* start Extracted data *

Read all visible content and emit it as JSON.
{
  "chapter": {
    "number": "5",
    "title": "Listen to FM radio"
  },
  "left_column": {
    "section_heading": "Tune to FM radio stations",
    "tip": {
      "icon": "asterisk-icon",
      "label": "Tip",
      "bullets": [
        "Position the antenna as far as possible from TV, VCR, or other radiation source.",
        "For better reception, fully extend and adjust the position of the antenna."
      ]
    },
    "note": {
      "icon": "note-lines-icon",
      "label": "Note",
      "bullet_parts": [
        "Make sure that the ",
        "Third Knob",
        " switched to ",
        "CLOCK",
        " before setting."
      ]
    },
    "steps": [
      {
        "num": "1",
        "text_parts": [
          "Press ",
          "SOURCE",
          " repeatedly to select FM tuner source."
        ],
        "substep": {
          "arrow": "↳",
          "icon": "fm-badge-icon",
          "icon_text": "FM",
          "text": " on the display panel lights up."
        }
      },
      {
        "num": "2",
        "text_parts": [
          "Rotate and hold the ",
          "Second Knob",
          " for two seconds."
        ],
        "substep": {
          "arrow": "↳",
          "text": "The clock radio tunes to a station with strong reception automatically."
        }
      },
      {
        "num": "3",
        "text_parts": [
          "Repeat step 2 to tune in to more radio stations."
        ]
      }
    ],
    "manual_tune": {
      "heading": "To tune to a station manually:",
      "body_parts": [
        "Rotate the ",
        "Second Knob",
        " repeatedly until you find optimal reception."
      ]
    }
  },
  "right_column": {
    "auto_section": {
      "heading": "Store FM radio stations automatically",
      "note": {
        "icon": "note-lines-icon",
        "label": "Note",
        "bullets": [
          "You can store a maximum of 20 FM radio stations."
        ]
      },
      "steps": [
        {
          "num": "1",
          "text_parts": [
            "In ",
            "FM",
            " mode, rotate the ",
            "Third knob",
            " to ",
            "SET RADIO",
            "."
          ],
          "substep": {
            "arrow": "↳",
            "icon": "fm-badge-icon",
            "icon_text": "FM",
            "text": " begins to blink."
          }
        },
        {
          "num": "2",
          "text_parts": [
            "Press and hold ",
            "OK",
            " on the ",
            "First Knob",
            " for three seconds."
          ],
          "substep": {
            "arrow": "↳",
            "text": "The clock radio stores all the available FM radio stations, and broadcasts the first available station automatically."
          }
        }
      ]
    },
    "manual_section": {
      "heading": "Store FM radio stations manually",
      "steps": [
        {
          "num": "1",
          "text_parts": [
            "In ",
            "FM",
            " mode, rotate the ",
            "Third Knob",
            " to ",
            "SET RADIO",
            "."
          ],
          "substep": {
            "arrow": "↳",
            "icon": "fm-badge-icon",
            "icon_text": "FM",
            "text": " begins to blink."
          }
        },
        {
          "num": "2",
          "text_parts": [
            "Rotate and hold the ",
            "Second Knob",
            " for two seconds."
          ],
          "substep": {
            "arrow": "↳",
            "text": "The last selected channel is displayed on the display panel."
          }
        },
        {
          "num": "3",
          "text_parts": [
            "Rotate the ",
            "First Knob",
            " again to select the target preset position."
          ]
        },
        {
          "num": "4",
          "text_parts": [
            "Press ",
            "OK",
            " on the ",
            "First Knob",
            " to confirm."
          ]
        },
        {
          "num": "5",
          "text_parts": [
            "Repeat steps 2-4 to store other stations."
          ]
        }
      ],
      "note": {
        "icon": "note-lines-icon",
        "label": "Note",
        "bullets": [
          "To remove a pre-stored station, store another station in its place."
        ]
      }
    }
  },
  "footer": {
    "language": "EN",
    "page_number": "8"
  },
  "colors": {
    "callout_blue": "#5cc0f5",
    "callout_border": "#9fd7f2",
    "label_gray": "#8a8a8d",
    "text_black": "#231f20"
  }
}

* end Extracted data *

* **Description of the task**
Which lines of the data include "hold"? Copy each of them.

* **Final result**
          "Rotate and hold the ",
            "Press and hold ",
            "Rotate and hold the ",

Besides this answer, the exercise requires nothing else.